> [What is expected] Reproduce all of the listing below without alteration.

Extracted data entries
--------

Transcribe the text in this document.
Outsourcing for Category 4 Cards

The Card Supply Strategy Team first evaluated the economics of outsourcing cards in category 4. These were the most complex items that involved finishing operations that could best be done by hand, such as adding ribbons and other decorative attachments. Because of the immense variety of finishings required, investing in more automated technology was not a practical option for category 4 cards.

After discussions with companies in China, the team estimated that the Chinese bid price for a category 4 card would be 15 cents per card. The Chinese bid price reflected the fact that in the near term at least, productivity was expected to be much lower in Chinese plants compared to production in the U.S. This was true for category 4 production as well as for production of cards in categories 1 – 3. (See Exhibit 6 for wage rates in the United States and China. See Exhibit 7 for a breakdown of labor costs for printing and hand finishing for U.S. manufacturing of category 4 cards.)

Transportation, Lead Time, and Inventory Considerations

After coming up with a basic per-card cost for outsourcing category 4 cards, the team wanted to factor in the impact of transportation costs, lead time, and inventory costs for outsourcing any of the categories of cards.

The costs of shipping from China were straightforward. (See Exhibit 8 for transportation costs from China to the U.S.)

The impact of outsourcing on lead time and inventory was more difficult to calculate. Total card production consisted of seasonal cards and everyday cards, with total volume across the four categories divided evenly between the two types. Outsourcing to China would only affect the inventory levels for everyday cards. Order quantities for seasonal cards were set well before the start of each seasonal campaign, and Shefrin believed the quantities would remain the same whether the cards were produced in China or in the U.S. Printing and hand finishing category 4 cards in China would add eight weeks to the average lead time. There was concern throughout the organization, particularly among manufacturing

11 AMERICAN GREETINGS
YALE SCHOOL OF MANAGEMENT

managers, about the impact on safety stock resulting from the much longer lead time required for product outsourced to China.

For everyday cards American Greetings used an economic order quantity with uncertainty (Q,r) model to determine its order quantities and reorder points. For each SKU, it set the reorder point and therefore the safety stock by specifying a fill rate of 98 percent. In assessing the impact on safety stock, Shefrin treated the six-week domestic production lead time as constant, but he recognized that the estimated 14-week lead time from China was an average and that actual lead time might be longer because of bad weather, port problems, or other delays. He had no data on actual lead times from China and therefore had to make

--------

> [Task output]
Transcribe the text in this document.
Outsourcing for Category 4 Cards

The Card Supply Strategy Team first evaluated the economics of outsourcing cards in category 4. These were the most complex items that involved finishing operations that could best be done by hand, such as adding ribbons and other decorative attachments. Because of the immense variety of finishings required, investing in more automated technology was not a practical option for category 4 cards.

After discussions with companies in China, the team estimated that the Chinese bid price for a category 4 card would be 15 cents per card. The Chinese bid price reflected the fact that in the near term at least, productivity was expected to be much lower in Chinese plants compared to production in the U.S. This was true for category 4 production as well as for production of cards in categories 1 – 3. (See Exhibit 6 for wage rates in the United States and China. See Exhibit 7 for a breakdown of labor costs for printing and hand finishing for U.S. manufacturing of category 4 cards.)

Transportation, Lead Time, and Inventory Considerations

After coming up with a basic per-card cost for outsourcing category 4 cards, the team wanted to factor in the impact of transportation costs, lead time, and inventory costs for outsourcing any of the categories of cards.

The costs of shipping from China were straightforward. (See Exhibit 8 for transportation costs from China to the U.S.)

The impact of outsourcing on lead time and inventory was more difficult to calculate. Total card production consisted of seasonal cards and everyday cards, with total volume across the four categories divided evenly between the two types. Outsourcing to China would only affect the inventory levels for everyday cards. Order quantities for seasonal cards were set well before the start of each seasonal campaign, and Shefrin believed the quantities would remain the same whether the cards were produced in China or in the U.S. Printing and hand finishing category 4 cards in China would add eight weeks to the average lead time. There was concern throughout the organization, particularly among manufacturing

11 AMERICAN GREETINGS
YALE SCHOOL OF MANAGEMENT

managers, about the impact on safety stock resulting from the much longer lead time required for product outsourced to China.

For everyday cards American Greetings used an economic order quantity with uncertainty (Q,r) model to determine its order quantities and reorder points. For each SKU, it set the reorder point and therefore the safety stock by specifying a fill rate of 98 percent. In assessing the impact on safety stock, Shefrin treated the six-week domestic production lead time as constant, but he recognized that the estimated 14-week lead time from China was an average and that actual lead time might be longer because of bad weather, port problems, or other delays. He had no data on actual lead times from China and therefore had to make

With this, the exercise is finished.